**GIVEN PROBLEM**. Every line of the data that contains the string "canConvert" must be copied.

Stored data
* * * *

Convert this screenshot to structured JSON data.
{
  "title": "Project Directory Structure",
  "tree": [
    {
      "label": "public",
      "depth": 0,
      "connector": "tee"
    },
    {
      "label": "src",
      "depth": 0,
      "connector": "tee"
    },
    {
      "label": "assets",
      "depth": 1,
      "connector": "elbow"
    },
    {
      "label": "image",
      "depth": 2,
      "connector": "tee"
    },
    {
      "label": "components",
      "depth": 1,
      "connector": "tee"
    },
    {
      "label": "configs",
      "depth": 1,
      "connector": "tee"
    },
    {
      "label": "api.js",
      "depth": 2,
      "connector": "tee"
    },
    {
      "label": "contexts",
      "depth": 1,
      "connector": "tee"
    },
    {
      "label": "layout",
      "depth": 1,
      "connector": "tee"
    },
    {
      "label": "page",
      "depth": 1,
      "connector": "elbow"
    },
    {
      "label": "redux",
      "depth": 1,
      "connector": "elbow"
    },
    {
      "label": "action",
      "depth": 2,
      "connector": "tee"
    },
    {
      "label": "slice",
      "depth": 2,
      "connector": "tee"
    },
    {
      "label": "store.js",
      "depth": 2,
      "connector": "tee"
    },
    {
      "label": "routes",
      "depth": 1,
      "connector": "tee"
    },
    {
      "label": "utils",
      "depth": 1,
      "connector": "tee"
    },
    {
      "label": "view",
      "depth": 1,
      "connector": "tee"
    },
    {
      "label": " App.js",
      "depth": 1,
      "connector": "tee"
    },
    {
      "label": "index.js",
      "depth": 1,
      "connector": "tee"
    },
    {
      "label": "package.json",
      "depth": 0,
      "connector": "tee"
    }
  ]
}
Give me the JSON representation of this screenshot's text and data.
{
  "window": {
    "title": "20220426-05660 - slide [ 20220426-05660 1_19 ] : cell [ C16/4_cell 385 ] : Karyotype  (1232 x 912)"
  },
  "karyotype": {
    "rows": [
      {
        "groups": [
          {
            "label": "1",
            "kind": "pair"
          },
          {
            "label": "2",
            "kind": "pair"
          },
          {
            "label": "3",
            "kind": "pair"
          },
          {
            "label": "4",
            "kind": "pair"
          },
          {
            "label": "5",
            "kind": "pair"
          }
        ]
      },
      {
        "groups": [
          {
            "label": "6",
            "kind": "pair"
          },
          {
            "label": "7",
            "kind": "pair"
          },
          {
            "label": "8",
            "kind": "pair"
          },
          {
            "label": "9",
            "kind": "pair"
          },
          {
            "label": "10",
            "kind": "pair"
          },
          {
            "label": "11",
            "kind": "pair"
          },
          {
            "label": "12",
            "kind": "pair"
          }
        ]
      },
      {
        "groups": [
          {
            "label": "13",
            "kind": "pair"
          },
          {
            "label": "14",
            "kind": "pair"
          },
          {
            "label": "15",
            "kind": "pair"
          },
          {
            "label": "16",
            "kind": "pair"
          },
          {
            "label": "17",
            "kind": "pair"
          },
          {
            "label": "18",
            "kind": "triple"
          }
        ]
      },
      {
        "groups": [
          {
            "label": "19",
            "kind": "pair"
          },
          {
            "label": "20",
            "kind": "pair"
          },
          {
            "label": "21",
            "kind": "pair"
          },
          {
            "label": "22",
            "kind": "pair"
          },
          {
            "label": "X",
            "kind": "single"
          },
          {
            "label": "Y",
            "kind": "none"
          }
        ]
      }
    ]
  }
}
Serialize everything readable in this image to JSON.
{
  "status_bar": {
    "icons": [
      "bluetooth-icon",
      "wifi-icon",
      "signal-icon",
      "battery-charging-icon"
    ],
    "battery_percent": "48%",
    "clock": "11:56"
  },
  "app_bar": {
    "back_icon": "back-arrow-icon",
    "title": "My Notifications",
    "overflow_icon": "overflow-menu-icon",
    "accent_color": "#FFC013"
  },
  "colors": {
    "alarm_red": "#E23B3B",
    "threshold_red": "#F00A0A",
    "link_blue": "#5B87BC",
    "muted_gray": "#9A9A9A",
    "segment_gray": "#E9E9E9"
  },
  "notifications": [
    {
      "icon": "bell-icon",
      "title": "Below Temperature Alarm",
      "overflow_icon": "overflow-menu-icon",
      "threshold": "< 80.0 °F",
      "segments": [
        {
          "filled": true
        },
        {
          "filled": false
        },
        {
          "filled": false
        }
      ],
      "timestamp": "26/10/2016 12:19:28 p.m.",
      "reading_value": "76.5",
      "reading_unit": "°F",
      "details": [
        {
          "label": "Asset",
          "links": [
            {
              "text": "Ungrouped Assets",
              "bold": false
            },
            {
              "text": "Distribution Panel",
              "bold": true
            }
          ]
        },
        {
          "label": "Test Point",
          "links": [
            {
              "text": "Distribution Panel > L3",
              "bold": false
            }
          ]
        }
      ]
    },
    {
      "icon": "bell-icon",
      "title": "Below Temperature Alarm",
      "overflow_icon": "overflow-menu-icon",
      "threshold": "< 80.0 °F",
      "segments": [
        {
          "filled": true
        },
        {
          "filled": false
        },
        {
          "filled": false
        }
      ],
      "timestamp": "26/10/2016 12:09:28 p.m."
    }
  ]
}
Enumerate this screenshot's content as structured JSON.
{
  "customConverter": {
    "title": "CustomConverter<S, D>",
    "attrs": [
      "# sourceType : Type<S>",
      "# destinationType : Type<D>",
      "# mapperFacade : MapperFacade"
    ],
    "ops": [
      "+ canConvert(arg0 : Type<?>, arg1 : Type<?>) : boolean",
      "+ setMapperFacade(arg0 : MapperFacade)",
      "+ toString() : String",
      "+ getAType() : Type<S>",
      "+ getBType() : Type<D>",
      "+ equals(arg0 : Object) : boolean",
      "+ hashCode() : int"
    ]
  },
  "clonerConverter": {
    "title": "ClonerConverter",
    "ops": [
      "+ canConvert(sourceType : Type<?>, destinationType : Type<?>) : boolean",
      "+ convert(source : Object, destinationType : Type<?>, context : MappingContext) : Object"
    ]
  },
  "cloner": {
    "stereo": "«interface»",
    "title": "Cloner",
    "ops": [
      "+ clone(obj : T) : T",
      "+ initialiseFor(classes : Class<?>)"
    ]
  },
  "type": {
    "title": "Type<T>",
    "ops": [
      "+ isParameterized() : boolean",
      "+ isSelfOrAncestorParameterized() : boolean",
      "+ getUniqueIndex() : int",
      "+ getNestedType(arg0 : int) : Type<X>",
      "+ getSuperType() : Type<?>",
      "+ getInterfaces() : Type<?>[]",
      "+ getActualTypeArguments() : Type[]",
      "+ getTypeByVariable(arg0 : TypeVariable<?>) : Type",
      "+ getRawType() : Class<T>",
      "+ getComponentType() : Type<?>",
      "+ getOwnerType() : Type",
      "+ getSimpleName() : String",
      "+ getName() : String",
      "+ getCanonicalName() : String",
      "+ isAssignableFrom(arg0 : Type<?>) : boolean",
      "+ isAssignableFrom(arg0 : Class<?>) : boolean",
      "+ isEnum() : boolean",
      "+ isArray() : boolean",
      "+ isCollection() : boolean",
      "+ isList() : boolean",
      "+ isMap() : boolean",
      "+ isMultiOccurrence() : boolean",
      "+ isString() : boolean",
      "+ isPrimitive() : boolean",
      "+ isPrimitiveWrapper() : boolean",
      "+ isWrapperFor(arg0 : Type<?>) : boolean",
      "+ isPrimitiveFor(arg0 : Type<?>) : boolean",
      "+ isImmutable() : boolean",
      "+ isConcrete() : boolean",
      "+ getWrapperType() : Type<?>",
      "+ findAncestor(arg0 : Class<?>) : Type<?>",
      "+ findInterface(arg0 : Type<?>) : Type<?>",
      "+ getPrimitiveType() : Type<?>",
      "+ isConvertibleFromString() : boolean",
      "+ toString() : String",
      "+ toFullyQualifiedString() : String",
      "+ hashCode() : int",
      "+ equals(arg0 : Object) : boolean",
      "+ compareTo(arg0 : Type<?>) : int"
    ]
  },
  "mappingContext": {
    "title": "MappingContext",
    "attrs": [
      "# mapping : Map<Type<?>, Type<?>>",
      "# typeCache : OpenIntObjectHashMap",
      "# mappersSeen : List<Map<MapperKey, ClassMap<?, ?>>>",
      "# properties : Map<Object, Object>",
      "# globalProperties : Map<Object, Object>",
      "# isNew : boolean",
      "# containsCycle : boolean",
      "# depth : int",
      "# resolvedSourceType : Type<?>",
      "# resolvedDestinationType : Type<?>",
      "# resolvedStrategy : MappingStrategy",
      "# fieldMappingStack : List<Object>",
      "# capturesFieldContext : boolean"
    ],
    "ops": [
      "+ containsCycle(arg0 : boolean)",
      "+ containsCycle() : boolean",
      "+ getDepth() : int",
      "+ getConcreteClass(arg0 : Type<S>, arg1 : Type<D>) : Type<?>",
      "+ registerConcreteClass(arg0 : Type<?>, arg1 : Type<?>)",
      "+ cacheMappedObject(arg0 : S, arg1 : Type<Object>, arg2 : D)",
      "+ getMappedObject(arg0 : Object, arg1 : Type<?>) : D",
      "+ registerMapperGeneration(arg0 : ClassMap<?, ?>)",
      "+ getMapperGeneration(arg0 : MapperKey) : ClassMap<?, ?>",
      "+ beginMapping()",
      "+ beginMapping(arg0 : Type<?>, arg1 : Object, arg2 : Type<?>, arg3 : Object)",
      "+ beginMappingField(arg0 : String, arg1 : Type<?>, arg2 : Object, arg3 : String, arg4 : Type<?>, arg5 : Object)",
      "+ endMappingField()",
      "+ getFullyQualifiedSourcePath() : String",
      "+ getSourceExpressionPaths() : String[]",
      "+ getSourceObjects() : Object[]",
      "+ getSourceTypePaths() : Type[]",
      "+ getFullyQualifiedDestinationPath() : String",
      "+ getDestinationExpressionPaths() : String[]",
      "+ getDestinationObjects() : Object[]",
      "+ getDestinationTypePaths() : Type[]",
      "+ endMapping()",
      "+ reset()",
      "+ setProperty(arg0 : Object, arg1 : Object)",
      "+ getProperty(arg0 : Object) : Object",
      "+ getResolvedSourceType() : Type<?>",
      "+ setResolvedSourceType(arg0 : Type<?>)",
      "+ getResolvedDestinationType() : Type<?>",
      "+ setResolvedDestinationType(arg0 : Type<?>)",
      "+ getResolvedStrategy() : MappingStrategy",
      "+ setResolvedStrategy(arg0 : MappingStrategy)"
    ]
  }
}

* * * *

**TASK RESPONSE**.
      "+ canConvert(arg0 : Type<?>, arg1 : Type<?>) : boolean",
      "+ canConvert(sourceType : Type<?>, destinationType : Type<?>) : boolean",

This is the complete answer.